## start
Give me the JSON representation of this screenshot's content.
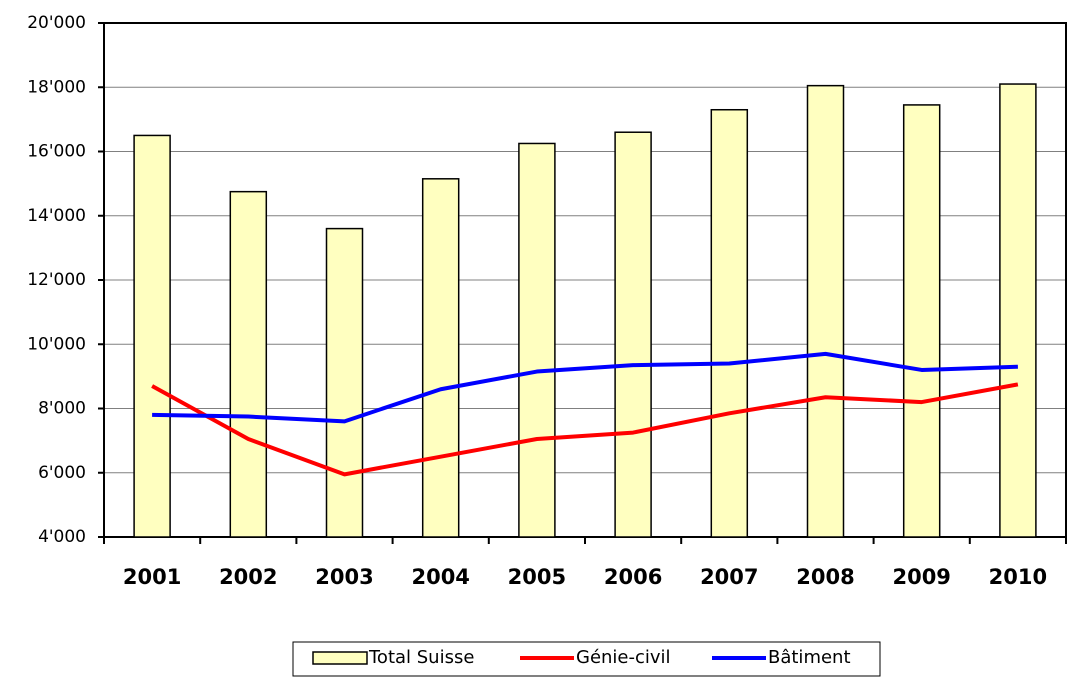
{
  "chart_data": {
    "type": "bar",
    "categories": [
      "2001",
      "2002",
      "2003",
      "2004",
      "2005",
      "2006",
      "2007",
      "2008",
      "2009",
      "2010"
    ],
    "series": [
      {
        "name": "Total Suisse",
        "type": "bar",
        "color": "#ffffc0",
        "values": [
          16500,
          14750,
          13600,
          15150,
          16250,
          16600,
          17300,
          18050,
          17450,
          18100
        ]
      },
      {
        "name": "Génie-civil",
        "type": "line",
        "color": "#ff0000",
        "values": [
          8700,
          7050,
          5950,
          6500,
          7050,
          7250,
          7850,
          8350,
          8200,
          8750
        ]
      },
      {
        "name": "Bâtiment",
        "type": "line",
        "color": "#0000ff",
        "values": [
          7800,
          7750,
          7600,
          8600,
          9150,
          9350,
          9400,
          9700,
          9200,
          9300
        ]
      }
    ],
    "ylim": [
      4000,
      20000
    ],
    "yticks": [
      {
        "value": 4000,
        "label": "4'000"
      },
      {
        "value": 6000,
        "label": "6'000"
      },
      {
        "value": 8000,
        "label": "8'000"
      },
      {
        "value": 10000,
        "label": "10'000"
      },
      {
        "value": 12000,
        "label": "12'000"
      },
      {
        "value": 14000,
        "label": "14'000"
      },
      {
        "value": 16000,
        "label": "16'000"
      },
      {
        "value": 18000,
        "label": "18'000"
      },
      {
        "value": 20000,
        "label": "20'000"
      }
    ],
    "grid": true,
    "legend": "bottom"
  }
}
## end
**GIVEN TASK**: Copy the records above exactly. The pictures are not part of the copy.

**RIGHT ANSWER**:
Give me the JSON representation of this screenshot's content.
{
  "chart_data": {
    "type": "bar",
    "categories": [
      "2001",
      "2002",
      "2003",
      "2004",
      "2005",
      "2006",
      "2007",
      "2008",
      "2009",
      "2010"
    ],
    "series": [
      {
        "name": "Total Suisse",
        "type": "bar",
        "color": "#ffffc0",
        "values": [
          16500,
          14750,
          13600,
          15150,
          16250,
          16600,
          17300,
          18050,
          17450,
          18100
        ]
      },
      {
        "name": "Génie-civil",
        "type": "line",
        "color": "#ff0000",
        "values": [
          8700,
          7050,
          5950,
          6500,
          7050,
          7250,
          7850,
          8350,
          8200,
          8750
        ]
      },
      {
        "name": "Bâtiment",
        "type": "line",
        "color": "#0000ff",
        "values": [
          7800,
          7750,
          7600,
          8600,
          9150,
          9350,
          9400,
          9700,
          9200,
          9300
        ]
      }
    ],
    "ylim": [
      4000,
      20000
    ],
    "yticks": [
      {
        "value": 4000,
        "label": "4'000"
      },
      {
        "value": 6000,
        "label": "6'000"
      },
      {
        "value": 8000,
        "label": "8'000"
      },
      {
        "value": 10000,
        "label": "10'000"
      },
      {
        "value": 12000,
        "label": "12'000"
      },
      {
        "value": 14000,
        "label": "14'000"
      },
      {
        "value": 16000,
        "label": "16'000"
      },
      {
        "value": 18000,
        "label": "18'000"
      },
      {
        "value": 20000,
        "label": "20'000"
      }
    ],
    "grid": true,
    "legend": "bottom"
  }
}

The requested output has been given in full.